Brief
Your answer must repeat the full listing, line for line.

Material provided
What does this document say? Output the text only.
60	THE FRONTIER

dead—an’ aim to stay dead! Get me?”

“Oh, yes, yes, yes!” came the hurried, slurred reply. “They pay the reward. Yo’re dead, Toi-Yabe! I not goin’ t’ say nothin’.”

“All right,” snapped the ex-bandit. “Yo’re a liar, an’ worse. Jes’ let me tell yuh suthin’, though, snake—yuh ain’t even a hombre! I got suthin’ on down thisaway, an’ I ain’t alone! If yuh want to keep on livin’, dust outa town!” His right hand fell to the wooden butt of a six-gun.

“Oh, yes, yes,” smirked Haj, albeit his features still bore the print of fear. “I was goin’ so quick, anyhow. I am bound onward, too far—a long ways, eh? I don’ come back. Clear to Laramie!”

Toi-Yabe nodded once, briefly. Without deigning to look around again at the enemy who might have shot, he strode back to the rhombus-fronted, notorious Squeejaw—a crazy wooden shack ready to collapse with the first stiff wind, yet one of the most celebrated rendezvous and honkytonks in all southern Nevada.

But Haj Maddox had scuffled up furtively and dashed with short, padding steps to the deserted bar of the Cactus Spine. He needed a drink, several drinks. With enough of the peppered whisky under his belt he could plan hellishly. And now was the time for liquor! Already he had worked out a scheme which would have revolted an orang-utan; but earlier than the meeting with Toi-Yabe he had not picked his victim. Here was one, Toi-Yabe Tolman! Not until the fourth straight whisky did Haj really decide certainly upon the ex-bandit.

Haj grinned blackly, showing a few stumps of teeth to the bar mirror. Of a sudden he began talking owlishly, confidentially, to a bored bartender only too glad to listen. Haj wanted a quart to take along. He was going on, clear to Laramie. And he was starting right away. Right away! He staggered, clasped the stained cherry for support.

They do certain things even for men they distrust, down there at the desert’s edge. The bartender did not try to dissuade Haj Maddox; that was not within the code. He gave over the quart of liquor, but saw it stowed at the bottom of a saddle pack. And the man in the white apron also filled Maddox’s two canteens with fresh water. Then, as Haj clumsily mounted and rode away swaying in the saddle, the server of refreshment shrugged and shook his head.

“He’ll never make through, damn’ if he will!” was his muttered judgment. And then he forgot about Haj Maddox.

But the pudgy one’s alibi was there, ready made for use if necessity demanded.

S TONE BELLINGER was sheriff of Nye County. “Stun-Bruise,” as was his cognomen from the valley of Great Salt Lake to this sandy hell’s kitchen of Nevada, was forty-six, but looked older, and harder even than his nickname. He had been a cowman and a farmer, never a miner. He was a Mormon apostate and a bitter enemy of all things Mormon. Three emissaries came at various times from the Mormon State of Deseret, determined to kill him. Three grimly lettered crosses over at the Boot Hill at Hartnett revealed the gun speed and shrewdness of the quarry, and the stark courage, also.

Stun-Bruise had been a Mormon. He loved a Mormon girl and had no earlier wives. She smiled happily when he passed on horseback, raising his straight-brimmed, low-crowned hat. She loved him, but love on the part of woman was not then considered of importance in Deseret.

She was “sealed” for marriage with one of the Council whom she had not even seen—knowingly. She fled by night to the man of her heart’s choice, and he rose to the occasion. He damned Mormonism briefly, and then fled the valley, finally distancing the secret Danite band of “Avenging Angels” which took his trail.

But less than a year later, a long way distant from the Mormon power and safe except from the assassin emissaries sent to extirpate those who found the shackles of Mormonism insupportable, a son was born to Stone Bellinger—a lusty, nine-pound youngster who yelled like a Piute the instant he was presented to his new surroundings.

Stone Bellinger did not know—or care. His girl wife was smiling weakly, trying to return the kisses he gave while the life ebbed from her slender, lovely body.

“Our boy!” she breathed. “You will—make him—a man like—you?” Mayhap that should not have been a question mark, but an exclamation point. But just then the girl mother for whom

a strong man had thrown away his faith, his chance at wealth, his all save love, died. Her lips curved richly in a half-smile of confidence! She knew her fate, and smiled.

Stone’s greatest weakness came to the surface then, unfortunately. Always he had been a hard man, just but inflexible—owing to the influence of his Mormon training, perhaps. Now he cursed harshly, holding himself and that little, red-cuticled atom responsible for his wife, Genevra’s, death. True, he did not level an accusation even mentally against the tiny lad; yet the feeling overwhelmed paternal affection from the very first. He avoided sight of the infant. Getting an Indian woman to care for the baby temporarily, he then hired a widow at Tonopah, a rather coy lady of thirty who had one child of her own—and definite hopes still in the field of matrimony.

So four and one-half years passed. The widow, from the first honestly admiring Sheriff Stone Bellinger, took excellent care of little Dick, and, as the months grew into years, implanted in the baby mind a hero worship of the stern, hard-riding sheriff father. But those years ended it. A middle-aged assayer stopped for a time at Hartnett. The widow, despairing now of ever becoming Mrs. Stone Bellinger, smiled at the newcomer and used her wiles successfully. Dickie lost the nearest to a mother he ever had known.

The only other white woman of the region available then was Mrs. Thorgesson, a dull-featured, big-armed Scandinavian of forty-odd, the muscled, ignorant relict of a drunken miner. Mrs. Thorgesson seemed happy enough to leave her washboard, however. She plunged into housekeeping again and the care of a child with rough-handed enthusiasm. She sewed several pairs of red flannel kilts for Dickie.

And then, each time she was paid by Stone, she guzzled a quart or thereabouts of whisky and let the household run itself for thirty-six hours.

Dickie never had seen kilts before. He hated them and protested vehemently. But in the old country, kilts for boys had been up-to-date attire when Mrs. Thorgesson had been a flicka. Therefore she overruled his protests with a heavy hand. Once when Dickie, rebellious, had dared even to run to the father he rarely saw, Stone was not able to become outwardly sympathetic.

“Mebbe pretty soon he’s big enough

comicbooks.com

Task output
What does this document say? Output the text only.
60	THE FRONTIER

dead—an’ aim to stay dead! Get me?”

“Oh, yes, yes, yes!” came the hurried, slurred reply. “They pay the reward. Yo’re dead, Toi-Yabe! I not goin’ t’ say nothin’.”

“All right,” snapped the ex-bandit. “Yo’re a liar, an’ worse. Jes’ let me tell yuh suthin’, though, snake—yuh ain’t even a hombre! I got suthin’ on down thisaway, an’ I ain’t alone! If yuh want to keep on livin’, dust outa town!” His right hand fell to the wooden butt of a six-gun.

“Oh, yes, yes,” smirked Haj, albeit his features still bore the print of fear. “I was goin’ so quick, anyhow. I am bound onward, too far—a long ways, eh? I don’ come back. Clear to Laramie!”

Toi-Yabe nodded once, briefly. Without deigning to look around again at the enemy who might have shot, he strode back to the rhombus-fronted, notorious Squeejaw—a crazy wooden shack ready to collapse with the first stiff wind, yet one of the most celebrated rendezvous and honkytonks in all southern Nevada.

But Haj Maddox had scuffled up furtively and dashed with short, padding steps to the deserted bar of the Cactus Spine. He needed a drink, several drinks. With enough of the peppered whisky under his belt he could plan hellishly. And now was the time for liquor! Already he had worked out a scheme which would have revolted an orang-utan; but earlier than the meeting with Toi-Yabe he had not picked his victim. Here was one, Toi-Yabe Tolman! Not until the fourth straight whisky did Haj really decide certainly upon the ex-bandit.

Haj grinned blackly, showing a few stumps of teeth to the bar mirror. Of a sudden he began talking owlishly, confidentially, to a bored bartender only too glad to listen. Haj wanted a quart to take along. He was going on, clear to Laramie. And he was starting right away. Right away! He staggered, clasped the stained cherry for support.

They do certain things even for men they distrust, down there at the desert’s edge. The bartender did not try to dissuade Haj Maddox; that was not within the code. He gave over the quart of liquor, but saw it stowed at the bottom of a saddle pack. And the man in the white apron also filled Maddox’s two canteens with fresh water. Then, as Haj clumsily mounted and rode away swaying in the saddle, the server of refreshment shrugged and shook his head.

“He’ll never make through, damn’ if he will!” was his muttered judgment. And then he forgot about Haj Maddox.

But the pudgy one’s alibi was there, ready made for use if necessity demanded.

S TONE BELLINGER was sheriff of Nye County. “Stun-Bruise,” as was his cognomen from the valley of Great Salt Lake to this sandy hell’s kitchen of Nevada, was forty-six, but looked older, and harder even than his nickname. He had been a cowman and a farmer, never a miner. He was a Mormon apostate and a bitter enemy of all things Mormon. Three emissaries came at various times from the Mormon State of Deseret, determined to kill him. Three grimly lettered crosses over at the Boot Hill at Hartnett revealed the gun speed and shrewdness of the quarry, and the stark courage, also.

Stun-Bruise had been a Mormon. He loved a Mormon girl and had no earlier wives. She smiled happily when he passed on horseback, raising his straight-brimmed, low-crowned hat. She loved him, but love on the part of woman was not then considered of importance in Deseret.

She was “sealed” for marriage with one of the Council whom she had not even seen—knowingly. She fled by night to the man of her heart’s choice, and he rose to the occasion. He damned Mormonism briefly, and then fled the valley, finally distancing the secret Danite band of “Avenging Angels” which took his trail.

But less than a year later, a long way distant from the Mormon power and safe except from the assassin emissaries sent to extirpate those who found the shackles of Mormonism insupportable, a son was born to Stone Bellinger—a lusty, nine-pound youngster who yelled like a Piute the instant he was presented to his new surroundings.

Stone Bellinger did not know—or care. His girl wife was smiling weakly, trying to return the kisses he gave while the life ebbed from her slender, lovely body.

“Our boy!” she breathed. “You will—make him—a man like—you?” Mayhap that should not have been a question mark, but an exclamation point. But just then the girl mother for whom

a strong man had thrown away his faith, his chance at wealth, his all save love, died. Her lips curved richly in a half-smile of confidence! She knew her fate, and smiled.

Stone’s greatest weakness came to the surface then, unfortunately. Always he had been a hard man, just but inflexible—owing to the influence of his Mormon training, perhaps. Now he cursed harshly, holding himself and that little, red-cuticled atom responsible for his wife, Genevra’s, death. True, he did not level an accusation even mentally against the tiny lad; yet the feeling overwhelmed paternal affection from the very first. He avoided sight of the infant. Getting an Indian woman to care for the baby temporarily, he then hired a widow at Tonopah, a rather coy lady of thirty who had one child of her own—and definite hopes still in the field of matrimony.

So four and one-half years passed. The widow, from the first honestly admiring Sheriff Stone Bellinger, took excellent care of little Dick, and, as the months grew into years, implanted in the baby mind a hero worship of the stern, hard-riding sheriff father. But those years ended it. A middle-aged assayer stopped for a time at Hartnett. The widow, despairing now of ever becoming Mrs. Stone Bellinger, smiled at the newcomer and used her wiles successfully. Dickie lost the nearest to a mother he ever had known.

The only other white woman of the region available then was Mrs. Thorgesson, a dull-featured, big-armed Scandinavian of forty-odd, the muscled, ignorant relict of a drunken miner. Mrs. Thorgesson seemed happy enough to leave her washboard, however. She plunged into housekeeping again and the care of a child with rough-handed enthusiasm. She sewed several pairs of red flannel kilts for Dickie.

And then, each time she was paid by Stone, she guzzled a quart or thereabouts of whisky and let the household run itself for thirty-six hours.

Dickie never had seen kilts before. He hated them and protested vehemently. But in the old country, kilts for boys had been up-to-date attire when Mrs. Thorgesson had been a flicka. Therefore she overruled his protests with a heavy hand. Once when Dickie, rebellious, had dared even to run to the father he rarely saw, Stone was not able to become outwardly sympathetic.

“Mebbe pretty soon he’s big enough

comicbooks.com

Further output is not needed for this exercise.